What is being asked: Copy every line in which the string "SRMTID" occurs.

Provided material:
────────────────────
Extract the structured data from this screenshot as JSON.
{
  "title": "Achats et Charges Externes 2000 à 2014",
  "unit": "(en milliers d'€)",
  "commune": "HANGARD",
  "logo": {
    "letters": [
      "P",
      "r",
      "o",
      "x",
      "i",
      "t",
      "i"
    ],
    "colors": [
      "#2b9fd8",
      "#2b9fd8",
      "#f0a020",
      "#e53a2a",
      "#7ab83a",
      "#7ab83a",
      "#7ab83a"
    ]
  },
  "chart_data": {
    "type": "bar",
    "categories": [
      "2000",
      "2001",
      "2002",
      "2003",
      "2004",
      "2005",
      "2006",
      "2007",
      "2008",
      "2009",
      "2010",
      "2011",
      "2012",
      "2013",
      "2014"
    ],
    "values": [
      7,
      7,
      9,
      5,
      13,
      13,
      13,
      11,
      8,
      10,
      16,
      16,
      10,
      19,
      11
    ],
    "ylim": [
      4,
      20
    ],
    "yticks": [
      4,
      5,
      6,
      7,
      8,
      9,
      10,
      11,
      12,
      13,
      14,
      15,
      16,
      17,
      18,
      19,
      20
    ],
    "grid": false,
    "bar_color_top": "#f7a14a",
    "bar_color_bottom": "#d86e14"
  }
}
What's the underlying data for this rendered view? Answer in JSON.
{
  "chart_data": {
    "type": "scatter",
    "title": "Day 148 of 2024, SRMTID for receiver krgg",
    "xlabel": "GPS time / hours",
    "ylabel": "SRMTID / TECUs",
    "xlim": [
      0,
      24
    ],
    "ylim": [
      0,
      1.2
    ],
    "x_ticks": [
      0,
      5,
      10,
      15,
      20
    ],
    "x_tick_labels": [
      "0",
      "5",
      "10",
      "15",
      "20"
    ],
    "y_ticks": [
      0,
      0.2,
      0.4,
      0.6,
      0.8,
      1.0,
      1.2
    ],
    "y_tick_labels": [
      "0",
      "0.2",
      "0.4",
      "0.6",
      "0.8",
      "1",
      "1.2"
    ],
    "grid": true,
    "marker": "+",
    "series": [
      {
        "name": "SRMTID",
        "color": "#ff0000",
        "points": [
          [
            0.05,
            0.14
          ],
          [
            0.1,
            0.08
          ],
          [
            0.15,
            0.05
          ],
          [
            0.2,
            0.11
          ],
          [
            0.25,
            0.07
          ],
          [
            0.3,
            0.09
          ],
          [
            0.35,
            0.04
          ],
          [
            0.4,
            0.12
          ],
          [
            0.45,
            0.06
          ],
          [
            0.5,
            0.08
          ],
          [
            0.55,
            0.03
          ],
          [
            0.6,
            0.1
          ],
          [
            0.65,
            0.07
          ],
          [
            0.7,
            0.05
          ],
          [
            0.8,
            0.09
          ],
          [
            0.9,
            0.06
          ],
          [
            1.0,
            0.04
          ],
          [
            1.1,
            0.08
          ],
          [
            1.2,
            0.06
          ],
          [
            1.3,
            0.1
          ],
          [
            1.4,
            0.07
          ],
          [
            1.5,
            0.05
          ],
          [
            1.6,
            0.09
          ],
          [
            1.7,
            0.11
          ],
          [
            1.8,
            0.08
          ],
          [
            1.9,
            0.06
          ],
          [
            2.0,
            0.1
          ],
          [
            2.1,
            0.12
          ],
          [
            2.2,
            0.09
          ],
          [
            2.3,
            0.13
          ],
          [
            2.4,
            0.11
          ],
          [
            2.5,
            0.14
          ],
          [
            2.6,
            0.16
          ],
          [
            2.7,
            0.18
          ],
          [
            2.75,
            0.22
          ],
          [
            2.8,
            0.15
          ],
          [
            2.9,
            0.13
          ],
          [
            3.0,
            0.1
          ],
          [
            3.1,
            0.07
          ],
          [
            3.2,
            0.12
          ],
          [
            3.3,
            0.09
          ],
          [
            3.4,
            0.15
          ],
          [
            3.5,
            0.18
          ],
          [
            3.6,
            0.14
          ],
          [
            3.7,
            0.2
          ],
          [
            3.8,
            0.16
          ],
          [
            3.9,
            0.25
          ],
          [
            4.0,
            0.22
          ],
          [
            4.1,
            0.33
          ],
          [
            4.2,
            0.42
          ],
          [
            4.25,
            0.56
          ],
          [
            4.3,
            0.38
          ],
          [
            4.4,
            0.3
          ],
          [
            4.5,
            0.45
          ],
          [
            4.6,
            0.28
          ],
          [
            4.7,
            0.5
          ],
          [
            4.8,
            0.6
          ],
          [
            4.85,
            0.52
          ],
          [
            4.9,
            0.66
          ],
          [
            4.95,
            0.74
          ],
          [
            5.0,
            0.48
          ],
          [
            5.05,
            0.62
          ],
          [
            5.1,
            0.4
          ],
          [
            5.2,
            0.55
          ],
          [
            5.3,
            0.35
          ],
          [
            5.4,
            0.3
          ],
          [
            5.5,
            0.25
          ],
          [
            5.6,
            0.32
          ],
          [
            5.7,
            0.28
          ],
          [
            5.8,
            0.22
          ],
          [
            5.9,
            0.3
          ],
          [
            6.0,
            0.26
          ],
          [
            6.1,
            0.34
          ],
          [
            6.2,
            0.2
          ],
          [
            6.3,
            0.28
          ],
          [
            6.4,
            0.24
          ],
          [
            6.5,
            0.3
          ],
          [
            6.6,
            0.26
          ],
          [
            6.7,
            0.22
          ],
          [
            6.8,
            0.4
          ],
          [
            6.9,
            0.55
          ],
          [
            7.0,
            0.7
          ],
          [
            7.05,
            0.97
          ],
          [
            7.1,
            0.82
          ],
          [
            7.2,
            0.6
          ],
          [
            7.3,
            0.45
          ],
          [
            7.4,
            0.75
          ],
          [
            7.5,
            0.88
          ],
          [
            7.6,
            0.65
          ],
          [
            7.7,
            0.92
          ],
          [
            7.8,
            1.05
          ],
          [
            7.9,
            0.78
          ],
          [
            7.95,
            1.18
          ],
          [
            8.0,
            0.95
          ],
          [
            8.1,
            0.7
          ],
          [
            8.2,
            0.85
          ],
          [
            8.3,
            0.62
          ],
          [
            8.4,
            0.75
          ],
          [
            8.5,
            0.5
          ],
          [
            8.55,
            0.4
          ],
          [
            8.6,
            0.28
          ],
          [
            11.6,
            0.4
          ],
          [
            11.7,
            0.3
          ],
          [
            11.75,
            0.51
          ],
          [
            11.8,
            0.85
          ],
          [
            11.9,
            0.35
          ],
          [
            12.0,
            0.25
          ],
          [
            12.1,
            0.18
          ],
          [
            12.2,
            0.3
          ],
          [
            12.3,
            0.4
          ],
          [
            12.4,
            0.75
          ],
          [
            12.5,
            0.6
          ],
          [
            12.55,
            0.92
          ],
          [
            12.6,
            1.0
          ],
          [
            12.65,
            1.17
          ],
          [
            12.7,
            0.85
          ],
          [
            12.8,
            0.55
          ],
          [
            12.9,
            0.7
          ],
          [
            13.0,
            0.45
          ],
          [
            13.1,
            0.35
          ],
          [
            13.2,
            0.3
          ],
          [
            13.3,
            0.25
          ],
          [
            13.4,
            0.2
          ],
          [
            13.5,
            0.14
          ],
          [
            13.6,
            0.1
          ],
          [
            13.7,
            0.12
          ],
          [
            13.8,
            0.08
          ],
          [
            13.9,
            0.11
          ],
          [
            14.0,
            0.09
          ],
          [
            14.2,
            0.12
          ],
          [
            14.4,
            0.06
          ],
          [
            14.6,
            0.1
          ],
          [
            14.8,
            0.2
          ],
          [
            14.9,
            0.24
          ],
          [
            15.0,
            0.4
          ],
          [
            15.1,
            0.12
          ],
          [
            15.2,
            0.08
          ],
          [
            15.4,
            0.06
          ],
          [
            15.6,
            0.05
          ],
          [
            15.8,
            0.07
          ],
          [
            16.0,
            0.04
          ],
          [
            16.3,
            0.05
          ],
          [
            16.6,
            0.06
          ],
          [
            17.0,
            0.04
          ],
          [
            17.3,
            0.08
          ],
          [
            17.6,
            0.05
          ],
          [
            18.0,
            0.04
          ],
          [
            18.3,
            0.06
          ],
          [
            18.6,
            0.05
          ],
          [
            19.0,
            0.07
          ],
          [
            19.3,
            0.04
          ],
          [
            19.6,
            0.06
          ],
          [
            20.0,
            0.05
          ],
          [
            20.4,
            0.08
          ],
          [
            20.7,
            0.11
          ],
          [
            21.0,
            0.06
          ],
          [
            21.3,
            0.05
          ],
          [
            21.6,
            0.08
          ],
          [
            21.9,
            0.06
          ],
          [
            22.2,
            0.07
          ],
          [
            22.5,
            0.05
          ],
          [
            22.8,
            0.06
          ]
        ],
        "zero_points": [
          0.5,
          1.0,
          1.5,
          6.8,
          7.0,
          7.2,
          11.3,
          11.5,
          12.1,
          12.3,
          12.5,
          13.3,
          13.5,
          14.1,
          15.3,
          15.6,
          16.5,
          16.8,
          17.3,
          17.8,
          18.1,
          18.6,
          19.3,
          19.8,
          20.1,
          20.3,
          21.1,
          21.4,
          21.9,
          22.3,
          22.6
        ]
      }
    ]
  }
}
────────────────────
Solution for this task:
    "title": "Day 148 of 2024, SRMTID for receiver krgg",
    "ylabel": "SRMTID / TECUs",
        "name": "SRMTID",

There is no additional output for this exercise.